### BRIEF
Below are some entries; set them all down exactly.
%%
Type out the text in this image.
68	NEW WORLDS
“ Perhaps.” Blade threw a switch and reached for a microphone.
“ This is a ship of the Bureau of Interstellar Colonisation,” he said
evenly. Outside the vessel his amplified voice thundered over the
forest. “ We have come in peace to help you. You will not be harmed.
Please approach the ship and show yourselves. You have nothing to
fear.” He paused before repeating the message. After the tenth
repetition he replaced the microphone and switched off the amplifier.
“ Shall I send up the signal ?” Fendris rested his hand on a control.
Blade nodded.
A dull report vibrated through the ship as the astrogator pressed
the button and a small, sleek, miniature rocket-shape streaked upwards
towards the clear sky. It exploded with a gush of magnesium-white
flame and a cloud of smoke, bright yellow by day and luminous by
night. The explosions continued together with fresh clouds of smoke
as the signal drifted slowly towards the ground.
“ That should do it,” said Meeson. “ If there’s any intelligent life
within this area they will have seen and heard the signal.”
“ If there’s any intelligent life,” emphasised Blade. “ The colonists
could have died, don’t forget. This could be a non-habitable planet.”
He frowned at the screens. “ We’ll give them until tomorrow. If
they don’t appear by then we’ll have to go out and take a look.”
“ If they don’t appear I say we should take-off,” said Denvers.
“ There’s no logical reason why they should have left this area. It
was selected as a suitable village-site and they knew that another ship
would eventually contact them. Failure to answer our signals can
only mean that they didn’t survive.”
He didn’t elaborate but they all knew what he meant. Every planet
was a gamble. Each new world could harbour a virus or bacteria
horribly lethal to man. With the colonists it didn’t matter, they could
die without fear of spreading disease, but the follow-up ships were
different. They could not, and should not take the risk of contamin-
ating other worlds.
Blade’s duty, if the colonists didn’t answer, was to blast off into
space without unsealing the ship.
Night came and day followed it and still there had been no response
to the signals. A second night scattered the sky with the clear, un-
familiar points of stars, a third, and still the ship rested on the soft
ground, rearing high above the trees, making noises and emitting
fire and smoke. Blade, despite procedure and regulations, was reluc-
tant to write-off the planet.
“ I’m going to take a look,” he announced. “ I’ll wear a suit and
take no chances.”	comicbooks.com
%%
### RESPONSE
Type out the text in this image.
68	NEW WORLDS
“ Perhaps.” Blade threw a switch and reached for a microphone.
“ This is a ship of the Bureau of Interstellar Colonisation,” he said
evenly. Outside the vessel his amplified voice thundered over the
forest. “ We have come in peace to help you. You will not be harmed.
Please approach the ship and show yourselves. You have nothing to
fear.” He paused before repeating the message. After the tenth
repetition he replaced the microphone and switched off the amplifier.
“ Shall I send up the signal ?” Fendris rested his hand on a control.
Blade nodded.
A dull report vibrated through the ship as the astrogator pressed
the button and a small, sleek, miniature rocket-shape streaked upwards
towards the clear sky. It exploded with a gush of magnesium-white
flame and a cloud of smoke, bright yellow by day and luminous by
night. The explosions continued together with fresh clouds of smoke
as the signal drifted slowly towards the ground.
“ That should do it,” said Meeson. “ If there’s any intelligent life
within this area they will have seen and heard the signal.”
“ If there’s any intelligent life,” emphasised Blade. “ The colonists
could have died, don’t forget. This could be a non-habitable planet.”
He frowned at the screens. “ We’ll give them until tomorrow. If
they don’t appear by then we’ll have to go out and take a look.”
“ If they don’t appear I say we should take-off,” said Denvers.
“ There’s no logical reason why they should have left this area. It
was selected as a suitable village-site and they knew that another ship
would eventually contact them. Failure to answer our signals can
only mean that they didn’t survive.”
He didn’t elaborate but they all knew what he meant. Every planet
was a gamble. Each new world could harbour a virus or bacteria
horribly lethal to man. With the colonists it didn’t matter, they could
die without fear of spreading disease, but the follow-up ships were
different. They could not, and should not take the risk of contamin-
ating other worlds.
Blade’s duty, if the colonists didn’t answer, was to blast off into
space without unsealing the ship.
Night came and day followed it and still there had been no response
to the signals. A second night scattered the sky with the clear, un-
familiar points of stars, a third, and still the ship rested on the soft
ground, rearing high above the trees, making noises and emitting
fire and smoke. Blade, despite procedure and regulations, was reluc-
tant to write-off the planet.
“ I’m going to take a look,” he announced. “ I’ll wear a suit and
take no chances.”	comicbooks.com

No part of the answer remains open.